REQUIREMENTS:
Exactly repeat the material, dropping only the pictures.

RECORDS TO USE:

START

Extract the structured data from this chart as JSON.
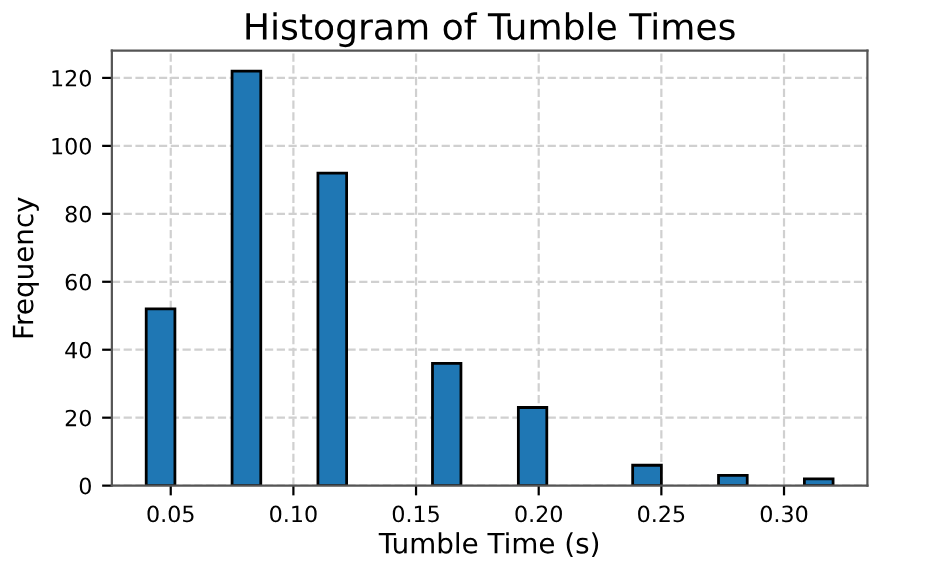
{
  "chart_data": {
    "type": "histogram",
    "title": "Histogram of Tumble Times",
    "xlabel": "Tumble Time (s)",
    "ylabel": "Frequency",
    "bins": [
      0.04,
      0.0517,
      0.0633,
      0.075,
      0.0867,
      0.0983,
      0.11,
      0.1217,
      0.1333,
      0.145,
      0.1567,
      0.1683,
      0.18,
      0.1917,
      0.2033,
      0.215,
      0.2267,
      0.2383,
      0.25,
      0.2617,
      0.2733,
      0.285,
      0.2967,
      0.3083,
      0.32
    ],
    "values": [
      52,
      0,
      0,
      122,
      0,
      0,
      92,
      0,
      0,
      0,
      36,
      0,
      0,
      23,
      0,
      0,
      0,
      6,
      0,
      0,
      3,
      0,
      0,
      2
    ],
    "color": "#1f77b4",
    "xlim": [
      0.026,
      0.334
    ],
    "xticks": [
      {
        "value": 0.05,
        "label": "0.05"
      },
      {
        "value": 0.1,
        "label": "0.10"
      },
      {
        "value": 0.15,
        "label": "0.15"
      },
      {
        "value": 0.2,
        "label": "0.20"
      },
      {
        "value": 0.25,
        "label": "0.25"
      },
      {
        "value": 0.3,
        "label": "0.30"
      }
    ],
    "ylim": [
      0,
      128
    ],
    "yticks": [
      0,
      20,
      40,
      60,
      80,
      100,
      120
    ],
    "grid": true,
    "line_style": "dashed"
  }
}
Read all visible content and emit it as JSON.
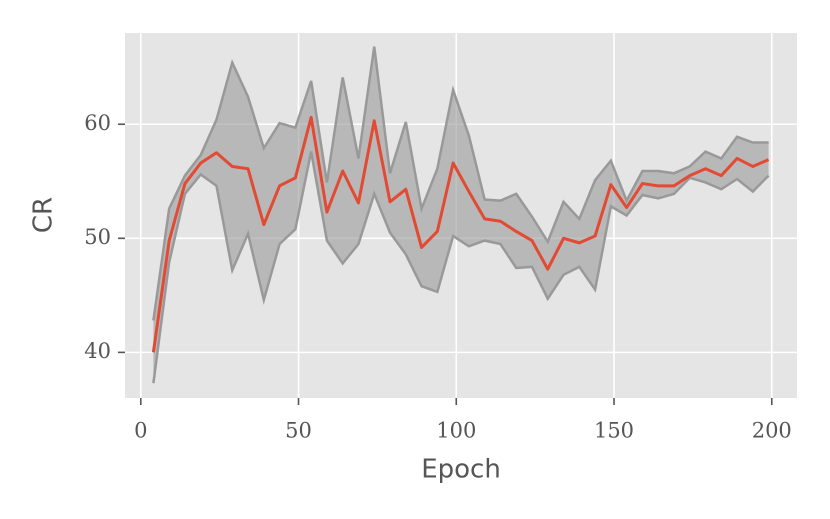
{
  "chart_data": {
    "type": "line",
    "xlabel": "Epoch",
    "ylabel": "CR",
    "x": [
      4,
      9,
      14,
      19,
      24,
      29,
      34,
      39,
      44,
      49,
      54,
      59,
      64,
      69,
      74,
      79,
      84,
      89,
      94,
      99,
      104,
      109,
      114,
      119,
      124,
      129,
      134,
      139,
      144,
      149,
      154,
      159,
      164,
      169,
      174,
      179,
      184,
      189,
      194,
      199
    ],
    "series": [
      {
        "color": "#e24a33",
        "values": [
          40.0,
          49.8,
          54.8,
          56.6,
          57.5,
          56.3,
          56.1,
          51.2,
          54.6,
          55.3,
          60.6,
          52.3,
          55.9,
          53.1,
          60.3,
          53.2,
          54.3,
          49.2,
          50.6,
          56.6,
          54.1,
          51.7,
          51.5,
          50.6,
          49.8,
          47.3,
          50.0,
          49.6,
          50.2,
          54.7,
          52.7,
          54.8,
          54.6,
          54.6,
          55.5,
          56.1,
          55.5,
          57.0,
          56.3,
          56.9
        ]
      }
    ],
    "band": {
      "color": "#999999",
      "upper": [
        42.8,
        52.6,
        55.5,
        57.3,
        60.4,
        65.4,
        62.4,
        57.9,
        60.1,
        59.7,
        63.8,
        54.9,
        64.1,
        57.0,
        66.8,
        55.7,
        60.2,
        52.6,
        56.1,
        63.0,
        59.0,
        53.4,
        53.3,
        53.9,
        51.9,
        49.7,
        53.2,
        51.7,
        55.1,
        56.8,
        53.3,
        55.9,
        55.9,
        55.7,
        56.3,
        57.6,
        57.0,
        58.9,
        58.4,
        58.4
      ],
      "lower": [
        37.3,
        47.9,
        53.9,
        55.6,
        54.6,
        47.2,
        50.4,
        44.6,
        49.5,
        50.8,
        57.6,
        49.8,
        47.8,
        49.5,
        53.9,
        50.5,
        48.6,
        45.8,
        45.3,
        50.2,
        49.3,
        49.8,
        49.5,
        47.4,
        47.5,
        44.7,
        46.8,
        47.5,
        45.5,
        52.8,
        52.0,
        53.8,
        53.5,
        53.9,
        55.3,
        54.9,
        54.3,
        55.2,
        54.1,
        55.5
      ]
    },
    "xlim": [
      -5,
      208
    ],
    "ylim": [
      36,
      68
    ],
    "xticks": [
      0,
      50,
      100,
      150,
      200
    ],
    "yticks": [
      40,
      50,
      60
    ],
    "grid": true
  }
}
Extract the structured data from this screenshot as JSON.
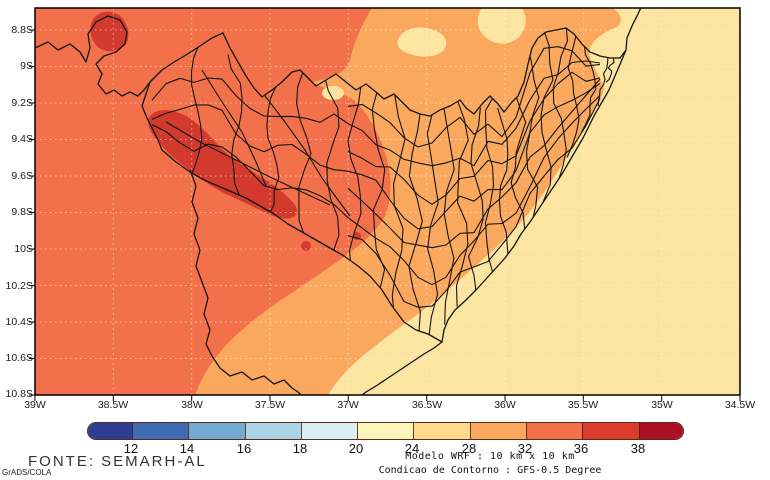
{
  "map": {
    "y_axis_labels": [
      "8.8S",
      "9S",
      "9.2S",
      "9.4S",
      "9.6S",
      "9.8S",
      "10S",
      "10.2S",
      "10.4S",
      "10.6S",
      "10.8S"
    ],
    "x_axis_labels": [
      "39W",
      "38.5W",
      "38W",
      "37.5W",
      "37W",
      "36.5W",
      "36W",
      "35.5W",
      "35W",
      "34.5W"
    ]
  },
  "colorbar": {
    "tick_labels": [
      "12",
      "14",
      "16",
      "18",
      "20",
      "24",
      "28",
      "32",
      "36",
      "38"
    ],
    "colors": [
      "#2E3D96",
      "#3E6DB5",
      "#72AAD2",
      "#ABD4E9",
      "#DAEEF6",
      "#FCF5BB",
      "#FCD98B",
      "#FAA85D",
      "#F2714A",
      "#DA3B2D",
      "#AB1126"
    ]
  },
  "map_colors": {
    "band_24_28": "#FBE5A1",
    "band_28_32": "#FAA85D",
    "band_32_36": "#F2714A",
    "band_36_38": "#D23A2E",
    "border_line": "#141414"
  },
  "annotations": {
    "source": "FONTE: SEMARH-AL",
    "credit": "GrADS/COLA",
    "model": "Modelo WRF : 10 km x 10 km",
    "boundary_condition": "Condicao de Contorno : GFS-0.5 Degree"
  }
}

END

OUTPUT:
Extract the structured data from this chart as JSON.
{
  "chart_data": {
    "type": "histogram",
    "title": "Histogram of Tumble Times",
    "xlabel": "Tumble Time (s)",
    "ylabel": "Frequency",
    "bins": [
      0.04,
      0.0517,
      0.0633,
      0.075,
      0.0867,
      0.0983,
      0.11,
      0.1217,
      0.1333,
      0.145,
      0.1567,
      0.1683,
      0.18,
      0.1917,
      0.2033,
      0.215,
      0.2267,
      0.2383,
      0.25,
      0.2617,
      0.2733,
      0.285,
      0.2967,
      0.3083,
      0.32
    ],
    "values": [
      52,
      0,
      0,
      122,
      0,
      0,
      92,
      0,
      0,
      0,
      36,
      0,
      0,
      23,
      0,
      0,
      0,
      6,
      0,
      0,
      3,
      0,
      0,
      2
    ],
    "color": "#1f77b4",
    "xlim": [
      0.026,
      0.334
    ],
    "xticks": [
      {
        "value": 0.05,
        "label": "0.05"
      },
      {
        "value": 0.1,
        "label": "0.10"
      },
      {
        "value": 0.15,
        "label": "0.15"
      },
      {
        "value": 0.2,
        "label": "0.20"
      },
      {
        "value": 0.25,
        "label": "0.25"
      },
      {
        "value": 0.3,
        "label": "0.30"
      }
    ],
    "ylim": [
      0,
      128
    ],
    "yticks": [
      0,
      20,
      40,
      60,
      80,
      100,
      120
    ],
    "grid": true,
    "line_style": "dashed"
  }
}
Read all visible content and emit it as JSON.
{
  "chart_data": {
    "type": "line",
    "xlabel": "Epoch",
    "ylabel": "CR",
    "x": [
      4,
      9,
      14,
      19,
      24,
      29,
      34,
      39,
      44,
      49,
      54,
      59,
      64,
      69,
      74,
      79,
      84,
      89,
      94,
      99,
      104,
      109,
      114,
      119,
      124,
      129,
      134,
      139,
      144,
      149,
      154,
      159,
      164,
      169,
      174,
      179,
      184,
      189,
      194,
      199
    ],
    "series": [
      {
        "color": "#e24a33",
        "values": [
          40.0,
          49.8,
          54.8,
          56.6,
          57.5,
          56.3,
          56.1,
          51.2,
          54.6,
          55.3,
          60.6,
          52.3,
          55.9,
          53.1,
          60.3,
          53.2,
          54.3,
          49.2,
          50.6,
          56.6,
          54.1,
          51.7,
          51.5,
          50.6,
          49.8,
          47.3,
          50.0,
          49.6,
          50.2,
          54.7,
          52.7,
          54.8,
          54.6,
          54.6,
          55.5,
          56.1,
          55.5,
          57.0,
          56.3,
          56.9
        ]
      }
    ],
    "band": {
      "color": "#999999",
      "upper": [
        42.8,
        52.6,
        55.5,
        57.3,
        60.4,
        65.4,
        62.4,
        57.9,
        60.1,
        59.7,
        63.8,
        54.9,
        64.1,
        57.0,
        66.8,
        55.7,
        60.2,
        52.6,
        56.1,
        63.0,
        59.0,
        53.4,
        53.3,
        53.9,
        51.9,
        49.7,
        53.2,
        51.7,
        55.1,
        56.8,
        53.3,
        55.9,
        55.9,
        55.7,
        56.3,
        57.6,
        57.0,
        58.9,
        58.4,
        58.4
      ],
      "lower": [
        37.3,
        47.9,
        53.9,
        55.6,
        54.6,
        47.2,
        50.4,
        44.6,
        49.5,
        50.8,
        57.6,
        49.8,
        47.8,
        49.5,
        53.9,
        50.5,
        48.6,
        45.8,
        45.3,
        50.2,
        49.3,
        49.8,
        49.5,
        47.4,
        47.5,
        44.7,
        46.8,
        47.5,
        45.5,
        52.8,
        52.0,
        53.8,
        53.5,
        53.9,
        55.3,
        54.9,
        54.3,
        55.2,
        54.1,
        55.5
      ]
    },
    "xlim": [
      -5,
      208
    ],
    "ylim": [
      36,
      68
    ],
    "xticks": [
      0,
      50,
      100,
      150,
      200
    ],
    "yticks": [
      40,
      50,
      60
    ],
    "grid": true
  }
}
Extract the structured data from this screenshot as JSON.
{
  "map": {
    "y_axis_labels": [
      "8.8S",
      "9S",
      "9.2S",
      "9.4S",
      "9.6S",
      "9.8S",
      "10S",
      "10.2S",
      "10.4S",
      "10.6S",
      "10.8S"
    ],
    "x_axis_labels": [
      "39W",
      "38.5W",
      "38W",
      "37.5W",
      "37W",
      "36.5W",
      "36W",
      "35.5W",
      "35W",
      "34.5W"
    ]
  },
  "colorbar": {
    "tick_labels": [
      "12",
      "14",
      "16",
      "18",
      "20",
      "24",
      "28",
      "32",
      "36",
      "38"
    ],
    "colors": [
      "#2E3D96",
      "#3E6DB5",
      "#72AAD2",
      "#ABD4E9",
      "#DAEEF6",
      "#FCF5BB",
      "#FCD98B",
      "#FAA85D",
      "#F2714A",
      "#DA3B2D",
      "#AB1126"
    ]
  },
  "map_colors": {
    "band_24_28": "#FBE5A1",
    "band_28_32": "#FAA85D",
    "band_32_36": "#F2714A",
    "band_36_38": "#D23A2E",
    "border_line": "#141414"
  },
  "annotations": {
    "source": "FONTE: SEMARH-AL",
    "credit": "GrADS/COLA",
    "model": "Modelo WRF : 10 km x 10 km",
    "boundary_condition": "Condicao de Contorno : GFS-0.5 Degree"
  }
}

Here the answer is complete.